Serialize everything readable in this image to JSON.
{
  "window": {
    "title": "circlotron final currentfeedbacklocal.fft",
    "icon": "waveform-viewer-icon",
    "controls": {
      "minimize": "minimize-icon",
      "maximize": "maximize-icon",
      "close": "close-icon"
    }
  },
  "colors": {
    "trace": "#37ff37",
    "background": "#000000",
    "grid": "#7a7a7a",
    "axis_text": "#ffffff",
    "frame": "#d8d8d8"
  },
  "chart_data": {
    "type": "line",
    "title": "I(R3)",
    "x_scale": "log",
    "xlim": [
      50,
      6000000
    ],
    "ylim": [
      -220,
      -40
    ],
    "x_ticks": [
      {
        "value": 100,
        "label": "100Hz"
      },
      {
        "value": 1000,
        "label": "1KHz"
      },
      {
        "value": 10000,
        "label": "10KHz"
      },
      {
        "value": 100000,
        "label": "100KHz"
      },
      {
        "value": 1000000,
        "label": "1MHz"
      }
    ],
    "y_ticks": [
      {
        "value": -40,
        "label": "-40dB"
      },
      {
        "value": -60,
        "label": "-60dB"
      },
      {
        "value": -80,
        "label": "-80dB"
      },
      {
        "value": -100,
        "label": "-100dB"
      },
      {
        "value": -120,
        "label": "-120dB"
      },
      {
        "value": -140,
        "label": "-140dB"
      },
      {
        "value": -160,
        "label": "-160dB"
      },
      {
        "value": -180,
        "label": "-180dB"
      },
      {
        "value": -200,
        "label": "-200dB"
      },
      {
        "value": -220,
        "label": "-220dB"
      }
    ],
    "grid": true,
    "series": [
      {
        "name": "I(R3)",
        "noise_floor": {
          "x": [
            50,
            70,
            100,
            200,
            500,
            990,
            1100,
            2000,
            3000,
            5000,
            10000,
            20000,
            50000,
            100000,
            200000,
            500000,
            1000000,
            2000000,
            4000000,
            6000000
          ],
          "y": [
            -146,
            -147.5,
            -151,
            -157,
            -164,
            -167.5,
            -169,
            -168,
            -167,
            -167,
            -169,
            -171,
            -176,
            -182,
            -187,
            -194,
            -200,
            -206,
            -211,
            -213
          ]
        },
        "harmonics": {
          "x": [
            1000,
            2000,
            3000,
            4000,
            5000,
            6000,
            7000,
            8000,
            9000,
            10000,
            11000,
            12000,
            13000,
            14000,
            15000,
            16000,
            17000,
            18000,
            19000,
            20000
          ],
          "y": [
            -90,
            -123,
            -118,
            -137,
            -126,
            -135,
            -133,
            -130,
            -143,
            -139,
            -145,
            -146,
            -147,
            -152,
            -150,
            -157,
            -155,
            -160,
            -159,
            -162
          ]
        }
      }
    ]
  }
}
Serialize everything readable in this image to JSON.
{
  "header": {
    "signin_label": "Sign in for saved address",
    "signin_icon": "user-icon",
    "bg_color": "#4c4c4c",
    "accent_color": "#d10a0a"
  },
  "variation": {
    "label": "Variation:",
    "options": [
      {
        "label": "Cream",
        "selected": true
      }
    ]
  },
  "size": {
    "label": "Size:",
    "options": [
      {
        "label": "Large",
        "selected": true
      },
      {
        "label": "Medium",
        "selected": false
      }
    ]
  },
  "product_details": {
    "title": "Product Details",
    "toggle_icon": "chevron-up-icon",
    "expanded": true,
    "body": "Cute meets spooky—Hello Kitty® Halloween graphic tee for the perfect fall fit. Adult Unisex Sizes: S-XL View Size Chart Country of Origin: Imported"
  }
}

Instructions to follow
Among the records above, how many lines carry the string "icon"? Reply with the number alone.

The reply
6